- [TASK REQUIREMENTS]
Reproduce the listing below in its entirety. Change nothing.

[Dataset records]

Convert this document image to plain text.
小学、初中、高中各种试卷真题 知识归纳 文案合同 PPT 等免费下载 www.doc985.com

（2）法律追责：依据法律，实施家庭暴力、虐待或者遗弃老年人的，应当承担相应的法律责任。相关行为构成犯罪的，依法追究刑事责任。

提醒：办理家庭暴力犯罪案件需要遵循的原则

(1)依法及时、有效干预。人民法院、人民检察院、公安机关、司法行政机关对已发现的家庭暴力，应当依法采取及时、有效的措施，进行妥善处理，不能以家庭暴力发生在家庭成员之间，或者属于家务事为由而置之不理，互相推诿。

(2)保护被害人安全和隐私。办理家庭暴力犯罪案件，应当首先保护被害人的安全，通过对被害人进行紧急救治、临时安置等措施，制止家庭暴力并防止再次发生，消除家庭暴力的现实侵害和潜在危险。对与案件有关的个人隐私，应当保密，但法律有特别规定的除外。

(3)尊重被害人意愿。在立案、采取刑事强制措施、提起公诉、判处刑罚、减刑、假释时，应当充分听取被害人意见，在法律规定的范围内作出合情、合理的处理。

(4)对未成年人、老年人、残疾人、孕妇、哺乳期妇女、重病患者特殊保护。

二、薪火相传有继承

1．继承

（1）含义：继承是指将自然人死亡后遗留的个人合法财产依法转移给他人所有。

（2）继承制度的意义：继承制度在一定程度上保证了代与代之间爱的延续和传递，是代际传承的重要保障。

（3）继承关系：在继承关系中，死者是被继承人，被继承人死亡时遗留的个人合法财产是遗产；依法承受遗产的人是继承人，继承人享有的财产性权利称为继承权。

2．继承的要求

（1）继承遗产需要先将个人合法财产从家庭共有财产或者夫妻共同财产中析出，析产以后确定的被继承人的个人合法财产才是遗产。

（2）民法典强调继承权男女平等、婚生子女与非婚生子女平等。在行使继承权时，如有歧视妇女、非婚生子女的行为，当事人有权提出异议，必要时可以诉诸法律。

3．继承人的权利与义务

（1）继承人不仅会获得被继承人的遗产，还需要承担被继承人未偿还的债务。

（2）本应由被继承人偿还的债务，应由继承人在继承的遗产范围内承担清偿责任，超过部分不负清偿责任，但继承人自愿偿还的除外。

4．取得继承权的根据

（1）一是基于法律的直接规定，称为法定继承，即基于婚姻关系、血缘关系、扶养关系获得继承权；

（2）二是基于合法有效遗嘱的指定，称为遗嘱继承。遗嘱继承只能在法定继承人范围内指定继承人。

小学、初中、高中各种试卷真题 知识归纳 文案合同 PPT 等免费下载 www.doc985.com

- [RESPONSE FOR THIS EXERCISE]
Convert this document image to plain text.
小学、初中、高中各种试卷真题 知识归纳 文案合同 PPT 等免费下载 www.doc985.com

（2）法律追责：依据法律，实施家庭暴力、虐待或者遗弃老年人的，应当承担相应的法律责任。相关行为构成犯罪的，依法追究刑事责任。

提醒：办理家庭暴力犯罪案件需要遵循的原则

(1)依法及时、有效干预。人民法院、人民检察院、公安机关、司法行政机关对已发现的家庭暴力，应当依法采取及时、有效的措施，进行妥善处理，不能以家庭暴力发生在家庭成员之间，或者属于家务事为由而置之不理，互相推诿。

(2)保护被害人安全和隐私。办理家庭暴力犯罪案件，应当首先保护被害人的安全，通过对被害人进行紧急救治、临时安置等措施，制止家庭暴力并防止再次发生，消除家庭暴力的现实侵害和潜在危险。对与案件有关的个人隐私，应当保密，但法律有特别规定的除外。

(3)尊重被害人意愿。在立案、采取刑事强制措施、提起公诉、判处刑罚、减刑、假释时，应当充分听取被害人意见，在法律规定的范围内作出合情、合理的处理。

(4)对未成年人、老年人、残疾人、孕妇、哺乳期妇女、重病患者特殊保护。

二、薪火相传有继承

1．继承

（1）含义：继承是指将自然人死亡后遗留的个人合法财产依法转移给他人所有。

（2）继承制度的意义：继承制度在一定程度上保证了代与代之间爱的延续和传递，是代际传承的重要保障。

（3）继承关系：在继承关系中，死者是被继承人，被继承人死亡时遗留的个人合法财产是遗产；依法承受遗产的人是继承人，继承人享有的财产性权利称为继承权。

2．继承的要求

（1）继承遗产需要先将个人合法财产从家庭共有财产或者夫妻共同财产中析出，析产以后确定的被继承人的个人合法财产才是遗产。

（2）民法典强调继承权男女平等、婚生子女与非婚生子女平等。在行使继承权时，如有歧视妇女、非婚生子女的行为，当事人有权提出异议，必要时可以诉诸法律。

3．继承人的权利与义务

（1）继承人不仅会获得被继承人的遗产，还需要承担被继承人未偿还的债务。

（2）本应由被继承人偿还的债务，应由继承人在继承的遗产范围内承担清偿责任，超过部分不负清偿责任，但继承人自愿偿还的除外。

4．取得继承权的根据

（1）一是基于法律的直接规定，称为法定继承，即基于婚姻关系、血缘关系、扶养关系获得继承权；

（2）二是基于合法有效遗嘱的指定，称为遗嘱继承。遗嘱继承只能在法定继承人范围内指定继承人。

小学、初中、高中各种试卷真题 知识归纳 文案合同 PPT 等免费下载 www.doc985.com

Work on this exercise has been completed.